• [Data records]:
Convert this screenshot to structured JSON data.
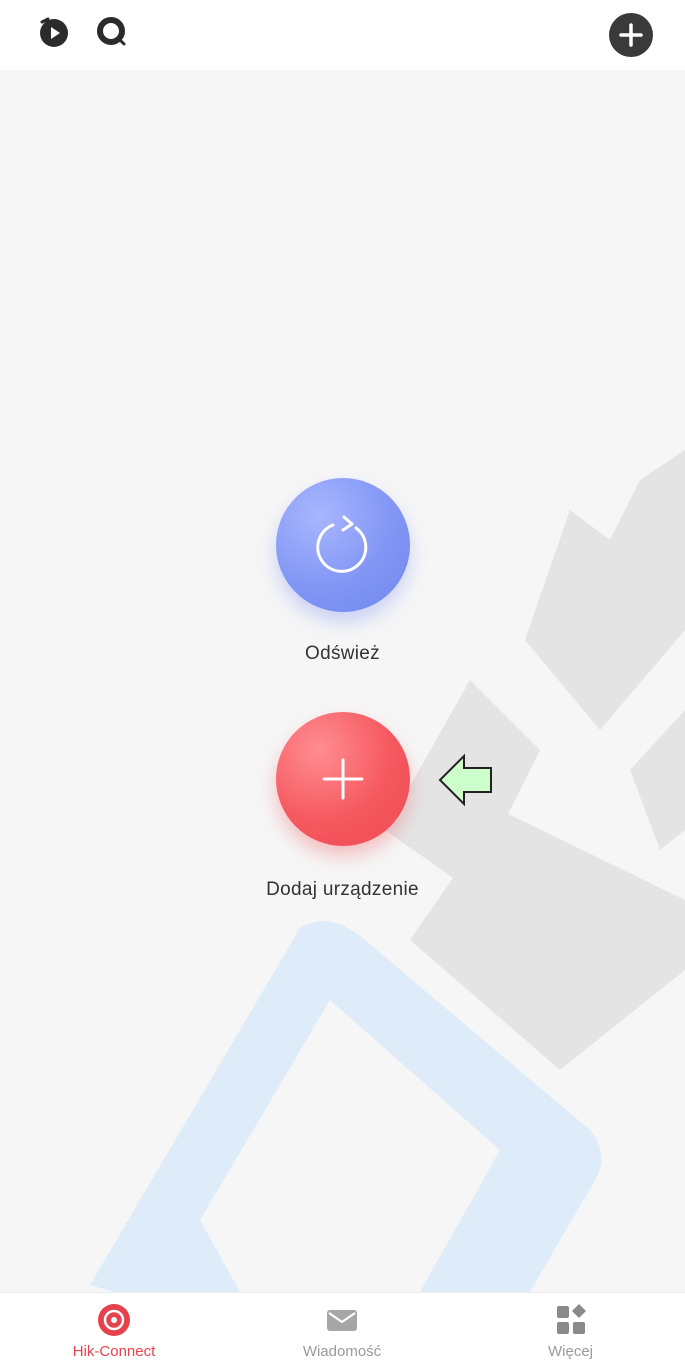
{
  "top_bar": {
    "icons": [
      "playback-icon",
      "search-icon",
      "add-device-icon"
    ]
  },
  "main": {
    "refresh_label": "Odśwież",
    "add_device_label": "Dodaj urządzenie"
  },
  "bottom_nav": {
    "items": [
      {
        "label": "Hik-Connect",
        "icon": "hik-connect-icon",
        "active": true
      },
      {
        "label": "Wiadomość",
        "icon": "mail-icon",
        "active": false
      },
      {
        "label": "Więcej",
        "icon": "more-apps-icon",
        "active": false
      }
    ]
  },
  "colors": {
    "accent_red": "#e5424b",
    "refresh_blue": "#7b8ff2",
    "annotation_green": "#ccffcc",
    "watermark_blue": "#d8e9f8",
    "watermark_grey": "#e4e4e4"
  }
}
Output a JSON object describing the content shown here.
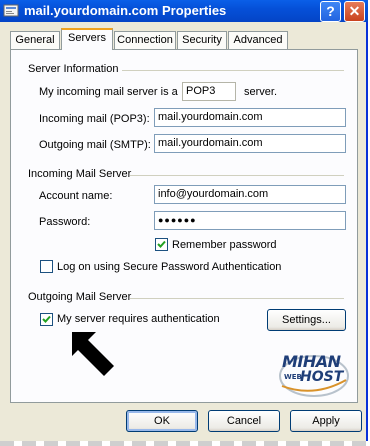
{
  "window": {
    "title": "mail.yourdomain.com Properties",
    "help_label": "?",
    "close_label": "✕"
  },
  "tabs": [
    {
      "label": "General",
      "active": false
    },
    {
      "label": "Servers",
      "active": true
    },
    {
      "label": "Connection",
      "active": false
    },
    {
      "label": "Security",
      "active": false
    },
    {
      "label": "Advanced",
      "active": false
    }
  ],
  "server_info": {
    "title": "Server Information",
    "incoming_prefix": "My incoming mail server is a",
    "server_type": "POP3",
    "incoming_suffix": "server.",
    "incoming_label": "Incoming mail (POP3):",
    "incoming_value": "mail.yourdomain.com",
    "outgoing_label": "Outgoing mail (SMTP):",
    "outgoing_value": "mail.yourdomain.com"
  },
  "incoming_server": {
    "title": "Incoming Mail Server",
    "account_label": "Account name:",
    "account_value": "info@yourdomain.com",
    "password_label": "Password:",
    "password_value": "●●●●●●",
    "remember_label": "Remember password",
    "remember_checked": true,
    "spa_label": "Log on using Secure Password Authentication",
    "spa_checked": false
  },
  "outgoing_server": {
    "title": "Outgoing Mail Server",
    "auth_label": "My server requires authentication",
    "auth_checked": true,
    "settings_label": "Settings..."
  },
  "logo": {
    "line1": "MIHAN",
    "line2a": "WEB",
    "line2b": "HOST"
  },
  "buttons": {
    "ok": "OK",
    "cancel": "Cancel",
    "apply": "Apply"
  },
  "colors": {
    "titlebar": "#0550d8",
    "tab_highlight": "#f0a21e",
    "dialog_bg": "#ece9d8",
    "checkmark": "#21a121"
  },
  "icons": {
    "window": "mail-account-icon",
    "arrow": "pointer-arrow-icon"
  }
}
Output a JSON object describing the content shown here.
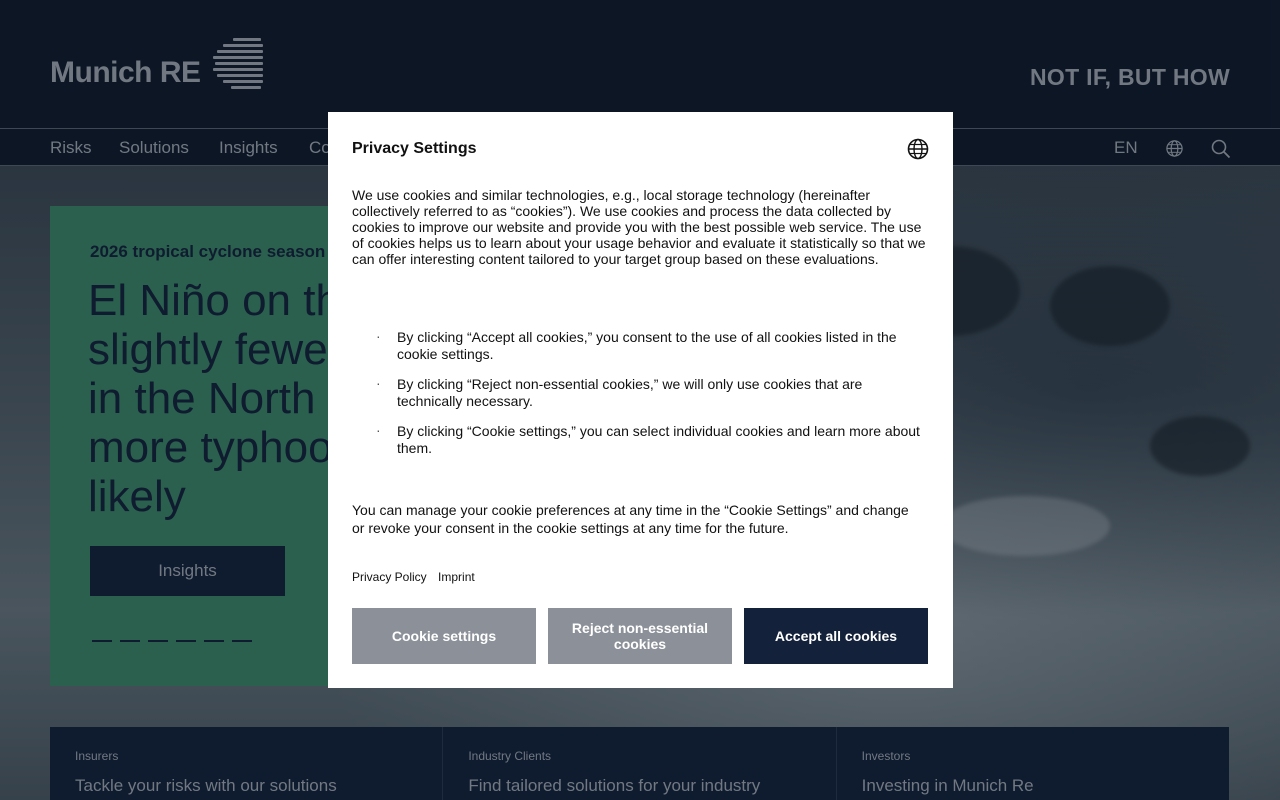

• [Task details]: Copy every line of the data word for word, omitting the images.

• [Task answer]:
Convert this screenshot to structured JSON data.
{
  "top_bar": {
    "icons": [
      "playback-icon",
      "search-icon",
      "add-device-icon"
    ]
  },
  "main": {
    "refresh_label": "Odśwież",
    "add_device_label": "Dodaj urządzenie"
  },
  "bottom_nav": {
    "items": [
      {
        "label": "Hik-Connect",
        "icon": "hik-connect-icon",
        "active": true
      },
      {
        "label": "Wiadomość",
        "icon": "mail-icon",
        "active": false
      },
      {
        "label": "Więcej",
        "icon": "more-apps-icon",
        "active": false
      }
    ]
  },
  "colors": {
    "accent_red": "#e5424b",
    "refresh_blue": "#7b8ff2",
    "annotation_green": "#ccffcc",
    "watermark_blue": "#d8e9f8",
    "watermark_grey": "#e4e4e4"
  }
}
Output a JSON object describing the content shown here.
{
  "window": {
    "title": "mail.yourdomain.com Properties",
    "help_label": "?",
    "close_label": "✕"
  },
  "tabs": [
    {
      "label": "General",
      "active": false
    },
    {
      "label": "Servers",
      "active": true
    },
    {
      "label": "Connection",
      "active": false
    },
    {
      "label": "Security",
      "active": false
    },
    {
      "label": "Advanced",
      "active": false
    }
  ],
  "server_info": {
    "title": "Server Information",
    "incoming_prefix": "My incoming mail server is a",
    "server_type": "POP3",
    "incoming_suffix": "server.",
    "incoming_label": "Incoming mail (POP3):",
    "incoming_value": "mail.yourdomain.com",
    "outgoing_label": "Outgoing mail (SMTP):",
    "outgoing_value": "mail.yourdomain.com"
  },
  "incoming_server": {
    "title": "Incoming Mail Server",
    "account_label": "Account name:",
    "account_value": "info@yourdomain.com",
    "password_label": "Password:",
    "password_value": "●●●●●●",
    "remember_label": "Remember password",
    "remember_checked": true,
    "spa_label": "Log on using Secure Password Authentication",
    "spa_checked": false
  },
  "outgoing_server": {
    "title": "Outgoing Mail Server",
    "auth_label": "My server requires authentication",
    "auth_checked": true,
    "settings_label": "Settings..."
  },
  "logo": {
    "line1": "MIHAN",
    "line2a": "WEB",
    "line2b": "HOST"
  },
  "buttons": {
    "ok": "OK",
    "cancel": "Cancel",
    "apply": "Apply"
  },
  "colors": {
    "titlebar": "#0550d8",
    "tab_highlight": "#f0a21e",
    "dialog_bg": "#ece9d8",
    "checkmark": "#21a121"
  },
  "icons": {
    "window": "mail-account-icon",
    "arrow": "pointer-arrow-icon"
  }
}
Output a JSON object describing the content shown here.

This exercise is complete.